[Figure record listings]
● ● ●
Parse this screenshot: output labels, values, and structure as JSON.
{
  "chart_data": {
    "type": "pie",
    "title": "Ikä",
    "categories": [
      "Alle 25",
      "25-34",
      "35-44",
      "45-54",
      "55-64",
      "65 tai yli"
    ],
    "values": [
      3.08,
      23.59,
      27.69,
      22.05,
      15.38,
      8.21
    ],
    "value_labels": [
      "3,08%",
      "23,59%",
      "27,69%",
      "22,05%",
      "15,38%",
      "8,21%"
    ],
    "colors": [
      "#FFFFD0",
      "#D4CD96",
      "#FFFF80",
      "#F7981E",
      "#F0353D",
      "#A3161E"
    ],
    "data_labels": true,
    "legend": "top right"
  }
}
● ● ●
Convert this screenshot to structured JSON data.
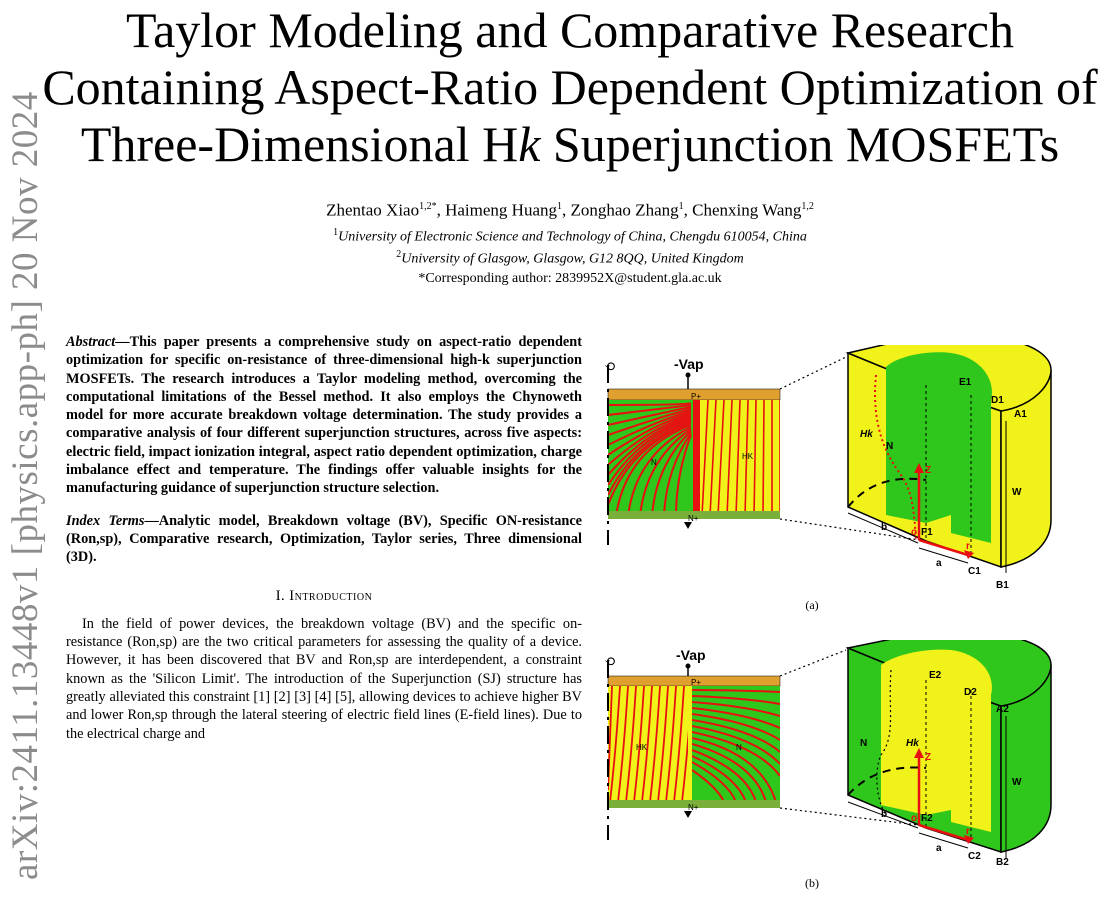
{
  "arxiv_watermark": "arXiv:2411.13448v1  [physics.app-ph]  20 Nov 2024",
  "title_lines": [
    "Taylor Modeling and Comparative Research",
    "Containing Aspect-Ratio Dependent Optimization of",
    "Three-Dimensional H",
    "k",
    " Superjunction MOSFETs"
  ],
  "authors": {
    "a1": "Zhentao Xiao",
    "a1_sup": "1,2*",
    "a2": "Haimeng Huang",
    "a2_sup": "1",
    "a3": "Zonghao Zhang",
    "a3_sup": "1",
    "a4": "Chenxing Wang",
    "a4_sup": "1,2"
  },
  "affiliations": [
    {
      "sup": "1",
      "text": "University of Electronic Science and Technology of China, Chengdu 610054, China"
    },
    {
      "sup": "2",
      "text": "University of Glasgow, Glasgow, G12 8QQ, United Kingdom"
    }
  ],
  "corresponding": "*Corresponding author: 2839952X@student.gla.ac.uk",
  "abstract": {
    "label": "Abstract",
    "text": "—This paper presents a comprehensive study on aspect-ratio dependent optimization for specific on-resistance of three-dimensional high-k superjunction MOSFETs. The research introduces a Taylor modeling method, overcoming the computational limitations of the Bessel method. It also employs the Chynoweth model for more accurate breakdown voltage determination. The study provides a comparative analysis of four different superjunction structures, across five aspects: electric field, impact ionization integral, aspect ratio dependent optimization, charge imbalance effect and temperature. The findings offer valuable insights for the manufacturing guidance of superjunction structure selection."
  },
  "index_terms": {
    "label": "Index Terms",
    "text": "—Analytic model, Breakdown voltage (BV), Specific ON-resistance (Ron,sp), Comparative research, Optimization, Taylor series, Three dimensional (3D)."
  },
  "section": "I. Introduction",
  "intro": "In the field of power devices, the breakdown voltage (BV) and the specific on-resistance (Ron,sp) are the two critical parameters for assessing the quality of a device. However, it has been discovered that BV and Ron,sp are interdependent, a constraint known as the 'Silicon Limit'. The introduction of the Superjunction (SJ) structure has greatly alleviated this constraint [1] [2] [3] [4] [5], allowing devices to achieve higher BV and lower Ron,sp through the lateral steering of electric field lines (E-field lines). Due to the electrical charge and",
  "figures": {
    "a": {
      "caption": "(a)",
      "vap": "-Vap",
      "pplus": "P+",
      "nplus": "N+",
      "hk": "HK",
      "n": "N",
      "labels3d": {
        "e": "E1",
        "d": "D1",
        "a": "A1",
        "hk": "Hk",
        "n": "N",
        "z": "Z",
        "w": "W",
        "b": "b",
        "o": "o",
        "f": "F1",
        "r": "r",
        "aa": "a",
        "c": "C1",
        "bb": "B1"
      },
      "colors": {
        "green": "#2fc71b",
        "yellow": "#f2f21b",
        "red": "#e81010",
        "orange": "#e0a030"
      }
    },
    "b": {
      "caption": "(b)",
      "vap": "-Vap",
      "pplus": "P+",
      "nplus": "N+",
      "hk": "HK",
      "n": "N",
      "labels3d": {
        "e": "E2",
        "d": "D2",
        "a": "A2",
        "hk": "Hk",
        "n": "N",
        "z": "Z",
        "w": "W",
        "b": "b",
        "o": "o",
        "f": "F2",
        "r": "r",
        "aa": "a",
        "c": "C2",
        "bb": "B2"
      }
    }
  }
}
● ● ●
Pick out the lines that include the word "University" and write them out.

      "text": "University of Electronic Science and Technology of China, Chengdu 610054, China"
      "text": "University of Glasgow, Glasgow, G12 8QQ, United Kingdom"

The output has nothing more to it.